● SHORT EXERCISE
Show each line of the data below that has the string "color" in it.

● SOURCE RECORDS
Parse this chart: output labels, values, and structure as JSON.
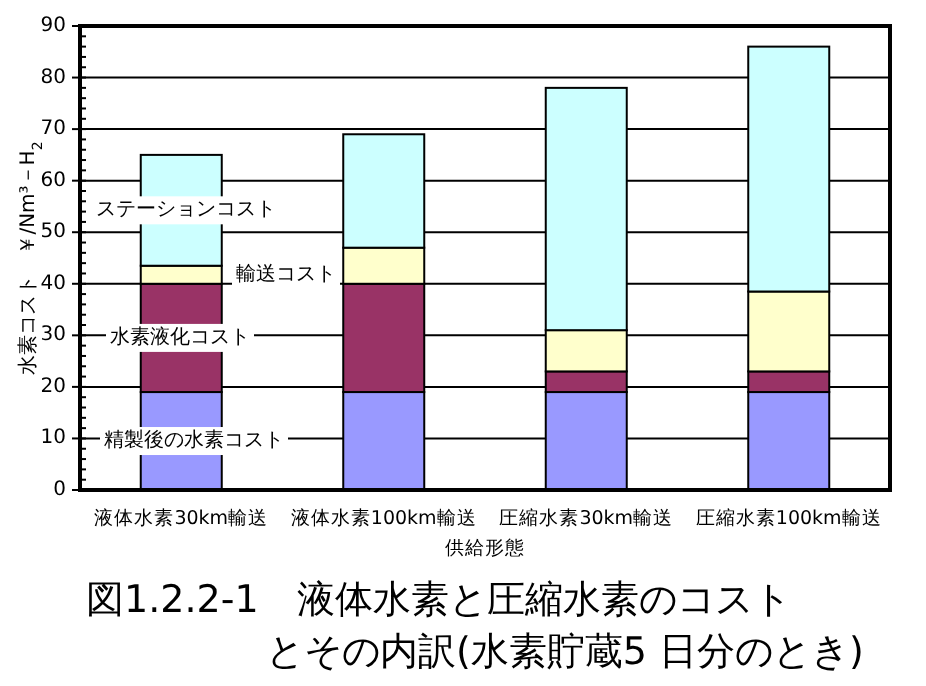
{
  "chart_data": {
    "type": "bar",
    "stacked": true,
    "title": "図1.2.2-1　液体水素と圧縮水素のコスト",
    "subtitle": "とその内訳(水素貯蔵5 日分のとき)",
    "xlabel": "供給形態",
    "ylabel": "水素コスト　￥/Nm³－H$_{2}$",
    "categories": [
      "液体水素30km輸送",
      "液体水素100km輸送",
      "圧縮水素30km輸送",
      "圧縮水素100km輸送"
    ],
    "series": [
      {
        "name": "精製後の水素コスト",
        "color": "#9999ff",
        "values": [
          19,
          19,
          19,
          19
        ]
      },
      {
        "name": "水素液化コスト",
        "color": "#993366",
        "values": [
          21,
          21,
          4,
          4
        ]
      },
      {
        "name": "輸送コスト",
        "color": "#ffffcc",
        "values": [
          3.5,
          7,
          8,
          15.5
        ]
      },
      {
        "name": "ステーションコスト",
        "color": "#ccffff",
        "values": [
          21.5,
          22,
          47,
          47.5
        ]
      }
    ],
    "ylim": [
      0,
      90
    ],
    "yticks": [
      0,
      10,
      20,
      30,
      40,
      50,
      60,
      70,
      80,
      90
    ],
    "grid": "y",
    "legend": false
  }
}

● IN RESPONSE
        "color": "#9999ff",
        "color": "#993366",
        "color": "#ffffcc",
        "color": "#ccffff",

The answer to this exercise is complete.